■ **SOURCE TEXT**
== == ==

How to update many rows at once in parallel with postgres query?

I have the following postgres query that's meant to update all message entries:

update message m set user_id = u.id from "user" u where u.user_pgid = m.user_pgid

The trouble is that I have ~300,000,000 message records, and postgres seems to be using only one core for this massive update, causing an IO timeout before the operation can complete.

How do I speed up this simple update command to make it as fast as possible?

the type in the first clause is a UUID, and in the second is i64.

Solution

Parallel query plans only for `SELECT`

Postgres only uses parallel plans for SELECT (and some commands based on a SELECT, like CREATE TABLE AS.) Queries modifying any rows cannot be parallelized. The manual:

Even when it is in general possible for parallel query plans to be generated, the planner will not generate them for a given query if any of the following are true:

The query writes any data or locks any database rows. If a query contains a data-modifying operation either at the top level or within a CTE, no parallel plans for that query will be generated.

Manual parallelization

To address what you asked: split up the table into N non-overlapping slices along user_pgid, roughly equal in size - where N is the number of processes to employ in parallel. Should not exceed the number of CPU cores available. In total, stay below the I/O capacity of your DB server.

== == ==

■ **MATERIAL FOR THIS EXERCISE**
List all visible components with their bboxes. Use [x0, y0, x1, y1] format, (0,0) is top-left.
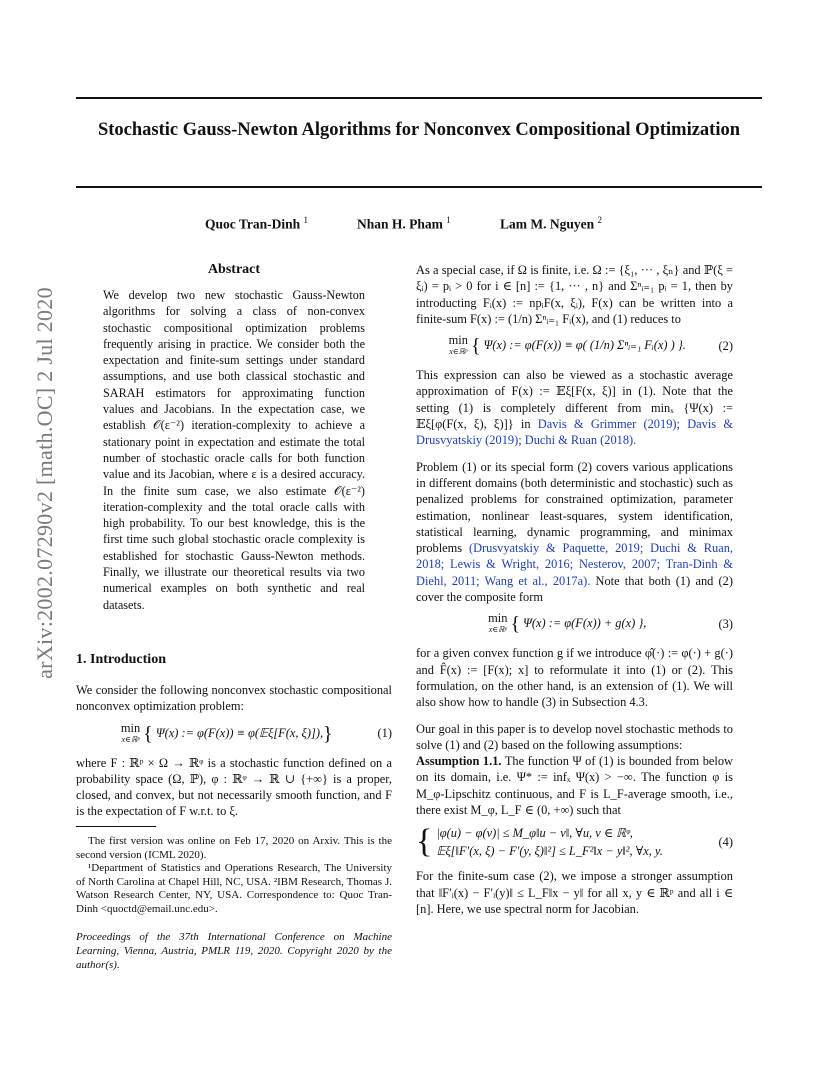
section-heading-introduction: 1. Introduction: [76, 652, 166, 667]
abstract-heading: Abstract: [207, 262, 261, 277]
author-name: Quoc Tran-Dinh: [205, 216, 301, 232]
citation-link[interactable]: (Drusvyatskiy & Paquette, 2019; Duchi & Ruan, 2018; Lewis & Wright, 2016; Nesterov, 2007; Tran-Dinh & Diehl, 2011; Wang et al., 2017a).: [416, 541, 733, 588]
footnote: The first version was online on Feb 17, 2020 on Arxiv. This is the second version (ICML 2020).: [76, 835, 392, 861]
author-1: [205, 215, 308, 233]
equation-3-body: Ψ(x) := φ(F(x)) + g(x) },: [523, 616, 647, 631]
equation-number: (2): [718, 339, 733, 354]
author-name: Nhan H. Pham: [357, 216, 443, 232]
left-column-body: [76, 682, 392, 820]
paragraph: for a given convex function g if we introduce φ̂(·) := φ(·) + g(·) and F̂(x) := [F(x); x] to reformulate it into (1) or (2). This formulation, on the other hand, is an extension of (1). We will also show how to handle (3) in Subsection 4.3.: [416, 646, 733, 710]
equation-4-row: 𝔼ξ[‖F′(x, ξ) − F′(y, ξ)‖²] ≤ L_F²‖x − y‖², ∀x, y.: [436, 844, 663, 859]
assumption-paragraph: Assumption 1.1. The function Ψ of (1) is bounded from below on its domain, i.e. Ψ* := infₓ Ψ(x) > −∞. The function φ is M_φ-Lipschitz continuous, and F is L_F-average smooth, i.e., there exist M_φ, L_F ∈ (0, +∞) such that: [416, 754, 733, 818]
equation-1-body: Ψ(x) := φ(F(x)) ≡ φ(𝔼ξ[F(x, ξ)]),: [155, 725, 324, 740]
min-operator: min x∈ℝᵖ: [120, 720, 141, 744]
author-name: Lam M. Nguyen: [500, 216, 595, 232]
equation-2: min x∈ℝᵖ { Ψ(x) := φ(F(x)) ≡ φ( (1/n) Σⁿᵢ₌₁ Fᵢ(x) ) }. (2): [448, 333, 733, 358]
citation-link[interactable]: Davis & Grimmer (2019); Davis & Drusvyatskiy (2019); Duchi & Ruan (2018).: [416, 417, 733, 448]
equation-number: (1): [377, 726, 392, 741]
intro-paragraph: We consider the following nonconvex stochastic compositional nonconvex optimization problem:: [76, 683, 392, 714]
assumption-label: Assumption 1.1.: [416, 754, 502, 769]
author-affiliation: 2: [597, 215, 602, 225]
paragraph: Problem (1) or its special form (2) covers various applications in different domains (both deterministic and stochastic) such as penalized problems for constrained optimization, parameter estimation, nonlinear least-squares, system identification, statistical learning, dynamic programming, and minimax problems (Drusvyatskiy & Paquette, 2019; Duchi & Ruan, 2018; Lewis & Wright, 2016; Nesterov, 2007; Tran-Dinh & Diehl, 2011; Wang et al., 2017a). Note that both (1) and (2) cover the composite form: [416, 459, 733, 605]
paper-title: Stochastic Gauss-Newton Algorithms for Nonconvex Compositional Optimization: [97, 120, 741, 140]
equation-4: [416, 824, 733, 860]
paragraph: Our goal in this paper is to develop novel stochastic methods to solve (1) and (2) based on the following assumptions:: [416, 721, 733, 752]
footnote-rule: [76, 826, 156, 827]
equation-number: (4): [718, 835, 733, 850]
paragraph: This expression can also be viewed as a stochastic average approximation of F(x) := 𝔼ξ[F(x, ξ)] in (1). Note that the setting (1) is completely different from minₓ {Ψ(x) := 𝔼ξ[φ(F(x, ξ), ξ)]} in Davis & Grimmer (2019); Davis & Drusvyatskiy (2019); Duchi & Ruan (2018).: [416, 368, 733, 448]
proceedings-note: Proceedings of the 37th International Conference on Machine Learning, Vienna, Austria, PMLR 119, 2020. Copyright 2020 by the author(s).: [76, 931, 392, 971]
abstract-text: We develop two new stochastic Gauss-Newton algorithms for solving a class of non-convex stochastic compositional optimization problems frequently arising in practice. We consider both the expectation and finite-sum settings under standard assumptions, and use both classical stochastic and SARAH estimators for approximating function values and Jacobians. In the expectation case, we establish 𝒪(ε⁻²) iteration-complexity to achieve a stationary point in expectation and estimate the total number of stochastic oracle calls for both function value and its Jacobian, where ε is a desired accuracy. In the finite sum case, we also estimate 𝒪(ε⁻²) iteration-complexity and the total oracle calls with high probability. To our best knowledge, this is the first time such global stochastic oracle complexity is established for stochastic Gauss-Newton methods. Finally, we illustrate our theoretical results via two numerical examples on both synthetic and real datasets.: [103, 288, 365, 612]
top-rule: [76, 97, 762, 99]
equation-3: min x∈ℝᵖ { Ψ(x) := φ(F(x)) + g(x) }, (3): [488, 611, 733, 636]
right-column-body: [416, 262, 733, 917]
paragraph: As a special case, if Ω is finite, i.e. Ω := {ξ₁, ··· , ξₙ} and ℙ(ξ = ξᵢ) = pᵢ > 0 for i ∈ [n] := {1, ··· , n} and Σⁿᵢ₌₁ pᵢ = 1, then by introducting Fᵢ(x) := npᵢF(x, ξᵢ), F(x) can be written into a finite-sum F(x) := (1/n) Σⁿᵢ₌₁ Fᵢ(x), and (1) reduces to: [416, 263, 733, 326]
author-3: [500, 215, 602, 233]
paragraph: For the finite-sum case (2), we impose a stronger assumption that ‖F′ᵢ(x) − F′ᵢ(y)‖ ≤ L_F‖x − y‖ for all x, y ∈ ℝᵖ and all i ∈ [n]. Here, we use spectral norm for Jacobian.: [416, 869, 733, 916]
footnote: ¹Department of Statistics and Operations Research, The University of North Carolina at Chapel Hill, NC, USA. ²IBM Research, Thomas J. Watson Research Center, NY, USA. Correspondence to: Quoc Tran-Dinh <quoctd@email.unc.edu>.: [76, 862, 392, 915]
author-affiliation: 1: [303, 215, 309, 225]
equation-number: (3): [718, 617, 733, 632]
left-brace: {: [416, 823, 433, 861]
intro-paragraph: where F : ℝᵖ × Ω → ℝᵠ is a stochastic function defined on a probability space (Ω, ℙ), φ : ℝᵠ → ℝ ∪ {+∞} is a proper, closed, and convex, but not necessarily smooth function, and F is the expectation of F w.r.t. to ξ.: [76, 755, 392, 819]
equation-4-row: |φ(u) − φ(v)| ≤ M_φ‖u − v‖, ∀u, v ∈ ℝᵠ,: [436, 826, 633, 841]
min-operator: min x∈ℝᵖ: [488, 611, 508, 635]
author-affiliation: 1: [446, 215, 451, 225]
footnotes: [76, 826, 392, 917]
min-operator: min x∈ℝᵖ: [448, 333, 468, 357]
title-bottom-rule: [76, 186, 762, 188]
equation-2-body: Ψ(x) := φ(F(x)) ≡ φ( (1/n) Σⁿᵢ₌₁ Fᵢ(x) ) }.: [483, 338, 686, 353]
equation-1: min x∈ℝᵖ { Ψ(x) := φ(F(x)) ≡ φ(𝔼ξ[F(x, ξ)]),} (1): [120, 720, 392, 745]
arxiv-stamp: arXiv:2002.07290v2 [math.OC] 2 Jul 2020: [32, 287, 57, 679]
author-2: [357, 215, 451, 233]
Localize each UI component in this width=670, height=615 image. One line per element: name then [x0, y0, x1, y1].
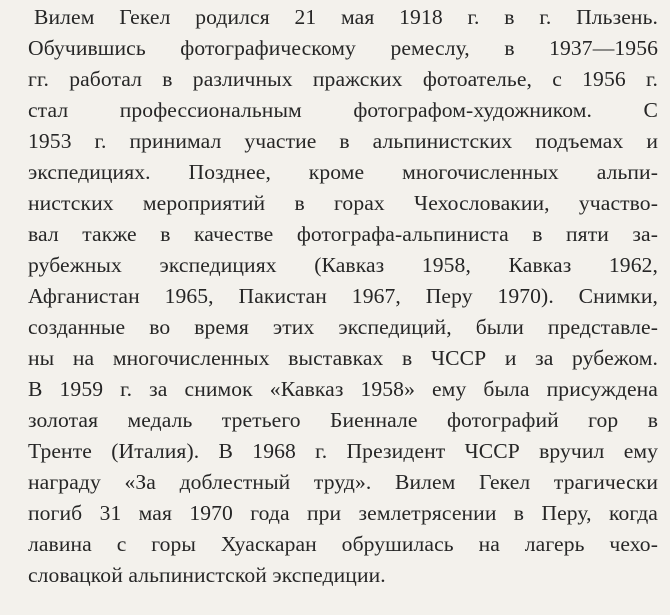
text-line: лавина с горы Хуаскаран обрушилась на лагерь чехо- — [28, 532, 658, 556]
text-line: Обучившись фотографическому ремеслу, в 1937—1956 — [28, 36, 658, 60]
text-line: Афганистан 1965, Пакистан 1967, Перу 1970). Снимки, — [28, 284, 658, 308]
text-line: Вилем Гекел родился 21 мая 1918 г. в г. Пльзень. — [34, 5, 659, 29]
text-line: вал также в качестве фотографа-альпиниста в пяти за- — [28, 222, 658, 246]
text-line: золотая медаль третьего Биеннале фотографий гор в — [28, 408, 658, 432]
text-line: стал профессиональным фотографом-художником. С — [28, 98, 658, 122]
text-line: экспедициях. Позднее, кроме многочисленных альпи- — [28, 160, 658, 184]
text-line: словацкой альпинистской экспедиции. — [28, 563, 386, 587]
text-line: нистских мероприятий в горах Чехословакии, участво- — [28, 191, 658, 215]
text-line: гг. работал в различных пражских фотоателье, с 1956 г. — [28, 67, 658, 91]
paragraph — [28, 2, 658, 591]
text-line: рубежных экспедициях (Кавказ 1958, Кавказ 1962, — [28, 253, 658, 277]
text-line: погиб 31 мая 1970 года при землетрясении в Перу, когда — [28, 501, 658, 525]
text-line: Тренте (Италия). В 1968 г. Президент ЧССР вручил ему — [28, 439, 659, 463]
text-line: ны на многочисленных выставках в ЧССР и за рубежом. — [28, 346, 658, 370]
text-line: награду «За доблестный труд». Вилем Гекел трагически — [28, 470, 658, 494]
text-line: 1953 г. принимал участие в альпинистских подъемах и — [28, 129, 658, 153]
text-line: созданные во время этих экспедиций, были представле- — [28, 315, 658, 339]
text-line: В 1959 г. за снимок «Кавказ 1958» ему была присуждена — [28, 377, 658, 401]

== == ==

■ **TASKS TO CARRY OUT**
1 > Answer these questions from the thread on parallel Postgres updates:
(a) About how many message records does the poster have?
(b) For which kinds of commands does Postgres use parallel plans?
(c) Along which column should the table be split into slices for manual parallelization?
2 > From the listing, quote the lines starting with the line with "652, 166, 667]" and going on through the line with "assumption-paragraph: Assumption 1.1.".

■ **EXPECTED ANSWERS**
1 >
(a) About 300,000,000.
(b) For SELECT and some commands based on a SELECT, such as CREATE TABLE AS.
(c) Along user_pgid.

2 >
section-heading-introduction: 1. Introduction: [76, 652, 166, 667]
abstract-heading: Abstract: [207, 262, 261, 277]
author-name: Quoc Tran-Dinh: [205, 216, 301, 232]
citation-link[interactable]: (Drusvyatskiy & Paquette, 2019; Duchi & Ruan, 2018; Lewis & Wright, 2016; Nesterov, 2007; Tran-Dinh & Diehl, 2011; Wang et al., 2017a).: [416, 541, 733, 588]
footnote: The first version was online on Feb 17, 2020 on Arxiv. This is the second version (ICML 2020).: [76, 835, 392, 861]
author-1: [205, 215, 308, 233]
equation-3-body: Ψ(x) := φ(F(x)) + g(x) },: [523, 616, 647, 631]
equation-number: (2): [718, 339, 733, 354]
author-name: Nhan H. Pham: [357, 216, 443, 232]
left-column-body: [76, 682, 392, 820]
paragraph: for a given convex function g if we introduce φ̂(·) := φ(·) + g(·) and F̂(x) := [F(x); x] to reformulate it into (1) or (2). This formulation, on the other hand, is an extension of (1). We will also show how to handle (3) in Subsection 4.3.: [416, 646, 733, 710]
equation-4-row: 𝔼ξ[‖F′(x, ξ) − F′(y, ξ)‖²] ≤ L_F²‖x − y‖², ∀x, y.: [436, 844, 663, 859]
assumption-paragraph: Assumption 1.1. The function Ψ of (1) is bounded from below on its domain, i.e. Ψ* := infₓ Ψ(x) > −∞. The function φ is M_φ-Lipschitz continuous, and F is L_F-average smooth, i.e., there exist M_φ, L_F ∈ (0, +∞) such that: [416, 754, 733, 818]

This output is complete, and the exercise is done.